» **EXERCISE INSTRUCTIONS**: Exactly reproduce all the records, keeping pictures out of the copy.

» **DATA FOR PROCESSING**:
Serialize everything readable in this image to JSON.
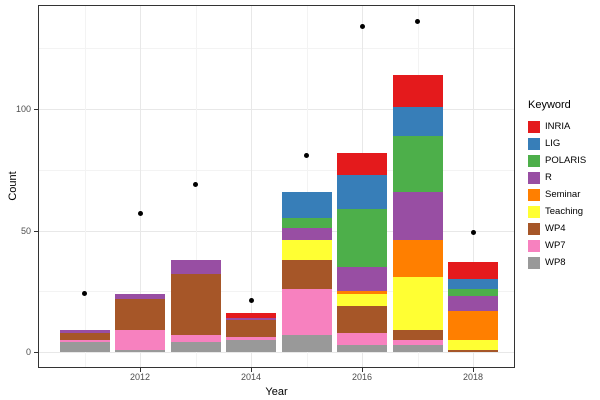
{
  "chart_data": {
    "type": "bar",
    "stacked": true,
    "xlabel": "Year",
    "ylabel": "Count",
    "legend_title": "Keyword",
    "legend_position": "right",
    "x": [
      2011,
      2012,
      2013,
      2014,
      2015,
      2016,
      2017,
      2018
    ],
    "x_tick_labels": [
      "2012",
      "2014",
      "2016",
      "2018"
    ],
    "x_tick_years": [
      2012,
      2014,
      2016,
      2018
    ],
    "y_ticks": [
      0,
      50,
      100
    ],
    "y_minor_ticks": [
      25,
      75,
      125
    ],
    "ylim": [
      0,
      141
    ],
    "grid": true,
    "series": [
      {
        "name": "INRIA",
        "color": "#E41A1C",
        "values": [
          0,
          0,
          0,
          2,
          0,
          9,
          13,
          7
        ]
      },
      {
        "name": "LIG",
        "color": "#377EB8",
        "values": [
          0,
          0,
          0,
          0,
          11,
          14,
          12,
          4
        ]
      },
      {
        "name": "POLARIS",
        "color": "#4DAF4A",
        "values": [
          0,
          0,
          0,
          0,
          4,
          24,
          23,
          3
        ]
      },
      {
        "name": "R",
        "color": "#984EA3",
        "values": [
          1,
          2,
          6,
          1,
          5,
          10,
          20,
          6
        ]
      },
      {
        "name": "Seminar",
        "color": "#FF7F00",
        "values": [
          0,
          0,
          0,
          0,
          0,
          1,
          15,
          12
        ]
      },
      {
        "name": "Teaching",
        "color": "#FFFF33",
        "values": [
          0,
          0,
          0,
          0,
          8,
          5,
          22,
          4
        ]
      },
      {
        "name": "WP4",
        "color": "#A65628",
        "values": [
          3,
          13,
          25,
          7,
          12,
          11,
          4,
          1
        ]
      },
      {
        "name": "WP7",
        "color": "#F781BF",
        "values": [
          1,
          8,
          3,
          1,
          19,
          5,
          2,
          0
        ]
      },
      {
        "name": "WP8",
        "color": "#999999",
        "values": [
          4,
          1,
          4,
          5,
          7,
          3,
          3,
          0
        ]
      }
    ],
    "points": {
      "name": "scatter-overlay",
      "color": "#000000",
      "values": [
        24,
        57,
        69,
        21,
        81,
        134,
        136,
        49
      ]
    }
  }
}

» **RESPONSE TO THE TASK**:
Serialize everything readable in this image to JSON.
{
  "chart_data": {
    "type": "bar",
    "stacked": true,
    "xlabel": "Year",
    "ylabel": "Count",
    "legend_title": "Keyword",
    "legend_position": "right",
    "x": [
      2011,
      2012,
      2013,
      2014,
      2015,
      2016,
      2017,
      2018
    ],
    "x_tick_labels": [
      "2012",
      "2014",
      "2016",
      "2018"
    ],
    "x_tick_years": [
      2012,
      2014,
      2016,
      2018
    ],
    "y_ticks": [
      0,
      50,
      100
    ],
    "y_minor_ticks": [
      25,
      75,
      125
    ],
    "ylim": [
      0,
      141
    ],
    "grid": true,
    "series": [
      {
        "name": "INRIA",
        "color": "#E41A1C",
        "values": [
          0,
          0,
          0,
          2,
          0,
          9,
          13,
          7
        ]
      },
      {
        "name": "LIG",
        "color": "#377EB8",
        "values": [
          0,
          0,
          0,
          0,
          11,
          14,
          12,
          4
        ]
      },
      {
        "name": "POLARIS",
        "color": "#4DAF4A",
        "values": [
          0,
          0,
          0,
          0,
          4,
          24,
          23,
          3
        ]
      },
      {
        "name": "R",
        "color": "#984EA3",
        "values": [
          1,
          2,
          6,
          1,
          5,
          10,
          20,
          6
        ]
      },
      {
        "name": "Seminar",
        "color": "#FF7F00",
        "values": [
          0,
          0,
          0,
          0,
          0,
          1,
          15,
          12
        ]
      },
      {
        "name": "Teaching",
        "color": "#FFFF33",
        "values": [
          0,
          0,
          0,
          0,
          8,
          5,
          22,
          4
        ]
      },
      {
        "name": "WP4",
        "color": "#A65628",
        "values": [
          3,
          13,
          25,
          7,
          12,
          11,
          4,
          1
        ]
      },
      {
        "name": "WP7",
        "color": "#F781BF",
        "values": [
          1,
          8,
          3,
          1,
          19,
          5,
          2,
          0
        ]
      },
      {
        "name": "WP8",
        "color": "#999999",
        "values": [
          4,
          1,
          4,
          5,
          7,
          3,
          3,
          0
        ]
      }
    ],
    "points": {
      "name": "scatter-overlay",
      "color": "#000000",
      "values": [
        24,
        57,
        69,
        21,
        81,
        134,
        136,
        49
      ]
    }
  }
}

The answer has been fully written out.